## BEGIN

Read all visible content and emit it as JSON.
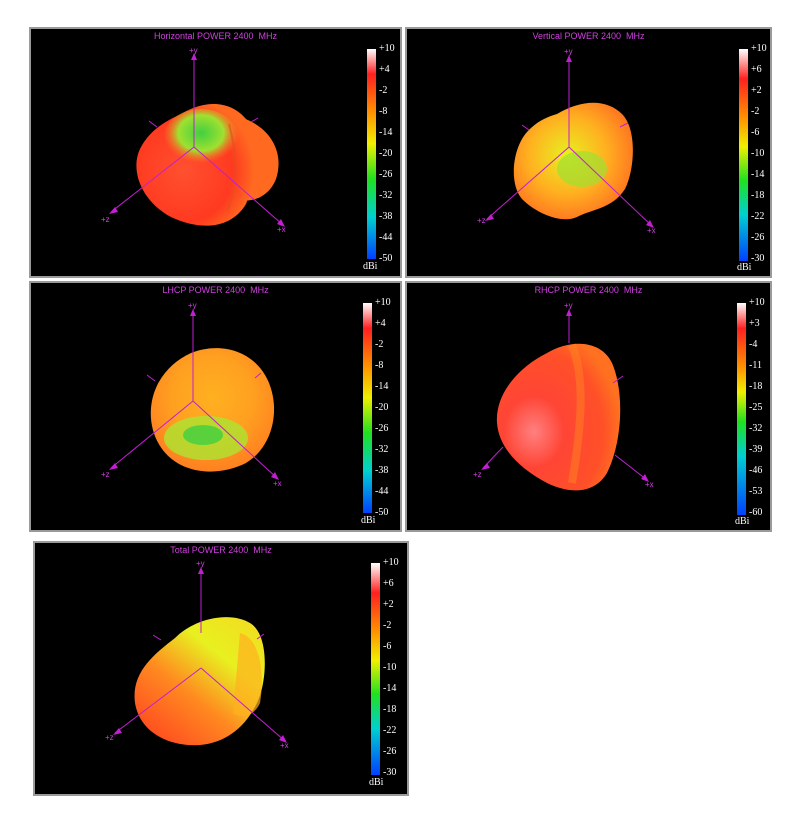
{
  "panels": [
    {
      "title": "Horizontal POWER 2400  MHz",
      "axes": {
        "y": "+y",
        "x": "+x",
        "z": "+z"
      },
      "colorbar": {
        "ticks": [
          "+10",
          "+4",
          "-2",
          "-8",
          "-14",
          "-20",
          "-26",
          "-32",
          "-38",
          "-44",
          "-50"
        ],
        "unit": "dBi"
      }
    },
    {
      "title": "Vertical POWER 2400  MHz",
      "axes": {
        "y": "+y",
        "x": "+x",
        "z": "+z"
      },
      "colorbar": {
        "ticks": [
          "+10",
          "+6",
          "+2",
          "-2",
          "-6",
          "-10",
          "-14",
          "-18",
          "-22",
          "-26",
          "-30"
        ],
        "unit": "dBi"
      }
    },
    {
      "title": "LHCP POWER 2400  MHz",
      "axes": {
        "y": "+y",
        "x": "+x",
        "z": "+z"
      },
      "colorbar": {
        "ticks": [
          "+10",
          "+4",
          "-2",
          "-8",
          "-14",
          "-20",
          "-26",
          "-32",
          "-38",
          "-44",
          "-50"
        ],
        "unit": "dBi"
      }
    },
    {
      "title": "RHCP POWER 2400  MHz",
      "axes": {
        "y": "+y",
        "x": "+x",
        "z": "+z"
      },
      "colorbar": {
        "ticks": [
          "+10",
          "+3",
          "-4",
          "-11",
          "-18",
          "-25",
          "-32",
          "-39",
          "-46",
          "-53",
          "-60"
        ],
        "unit": "dBi"
      }
    },
    {
      "title": "Total POWER 2400  MHz",
      "axes": {
        "y": "+y",
        "x": "+x",
        "z": "+z"
      },
      "colorbar": {
        "ticks": [
          "+10",
          "+6",
          "+2",
          "-2",
          "-6",
          "-10",
          "-14",
          "-18",
          "-22",
          "-26",
          "-30"
        ],
        "unit": "dBi"
      }
    }
  ],
  "colors": {
    "title": "#d040e0",
    "axis": "#c020d0",
    "background": "#000000",
    "colormap": [
      "#ffffff",
      "#ff2020",
      "#ff9000",
      "#f0f000",
      "#20e020",
      "#00d0d0",
      "#0040ff"
    ]
  }
}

## END

§ What you are asked to do:
Your answer should be a single number: the count of lines containing the word "POWER".

§ Final result:
5